* Start Dataset *
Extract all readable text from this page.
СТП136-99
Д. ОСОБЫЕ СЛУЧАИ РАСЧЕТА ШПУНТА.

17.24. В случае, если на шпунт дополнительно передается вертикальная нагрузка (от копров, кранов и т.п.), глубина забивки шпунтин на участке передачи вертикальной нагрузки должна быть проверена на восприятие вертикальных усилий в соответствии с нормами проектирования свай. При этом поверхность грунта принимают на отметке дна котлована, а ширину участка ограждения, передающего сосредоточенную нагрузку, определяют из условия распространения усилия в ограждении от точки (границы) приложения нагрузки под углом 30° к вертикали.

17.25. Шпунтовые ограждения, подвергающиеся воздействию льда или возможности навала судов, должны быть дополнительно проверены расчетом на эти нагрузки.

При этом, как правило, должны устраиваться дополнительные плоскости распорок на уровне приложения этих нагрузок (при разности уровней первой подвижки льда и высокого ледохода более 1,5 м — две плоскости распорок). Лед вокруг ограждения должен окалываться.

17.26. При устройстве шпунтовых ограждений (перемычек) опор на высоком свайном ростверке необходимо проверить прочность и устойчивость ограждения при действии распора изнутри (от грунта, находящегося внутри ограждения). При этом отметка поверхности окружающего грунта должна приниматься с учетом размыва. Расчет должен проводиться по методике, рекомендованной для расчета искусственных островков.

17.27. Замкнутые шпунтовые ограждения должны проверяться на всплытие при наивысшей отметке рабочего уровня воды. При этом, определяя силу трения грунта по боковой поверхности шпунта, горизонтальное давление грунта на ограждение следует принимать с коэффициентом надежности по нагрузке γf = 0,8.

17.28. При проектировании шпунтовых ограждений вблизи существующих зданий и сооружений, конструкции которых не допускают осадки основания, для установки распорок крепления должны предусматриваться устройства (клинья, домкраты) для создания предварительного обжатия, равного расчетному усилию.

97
* End Dataset *
- [Short task] Copy the records above exactly as they appear.

- [Exercise solution]
Extract all readable text from this page.
СТП136-99
Д. ОСОБЫЕ СЛУЧАИ РАСЧЕТА ШПУНТА.

17.24. В случае, если на шпунт дополнительно передается вертикальная нагрузка (от копров, кранов и т.п.), глубина забивки шпунтин на участке передачи вертикальной нагрузки должна быть проверена на восприятие вертикальных усилий в соответствии с нормами проектирования свай. При этом поверхность грунта принимают на отметке дна котлована, а ширину участка ограждения, передающего сосредоточенную нагрузку, определяют из условия распространения усилия в ограждении от точки (границы) приложения нагрузки под углом 30° к вертикали.

17.25. Шпунтовые ограждения, подвергающиеся воздействию льда или возможности навала судов, должны быть дополнительно проверены расчетом на эти нагрузки.

При этом, как правило, должны устраиваться дополнительные плоскости распорок на уровне приложения этих нагрузок (при разности уровней первой подвижки льда и высокого ледохода более 1,5 м — две плоскости распорок). Лед вокруг ограждения должен окалываться.

17.26. При устройстве шпунтовых ограждений (перемычек) опор на высоком свайном ростверке необходимо проверить прочность и устойчивость ограждения при действии распора изнутри (от грунта, находящегося внутри ограждения). При этом отметка поверхности окружающего грунта должна приниматься с учетом размыва. Расчет должен проводиться по методике, рекомендованной для расчета искусственных островков.

17.27. Замкнутые шпунтовые ограждения должны проверяться на всплытие при наивысшей отметке рабочего уровня воды. При этом, определяя силу трения грунта по боковой поверхности шпунта, горизонтальное давление грунта на ограждение следует принимать с коэффициентом надежности по нагрузке γf = 0,8.

17.28. При проектировании шпунтовых ограждений вблизи существующих зданий и сооружений, конструкции которых не допускают осадки основания, для установки распорок крепления должны предусматриваться устройства (клинья, домкраты) для создания предварительного обжатия, равного расчетному усилию.

97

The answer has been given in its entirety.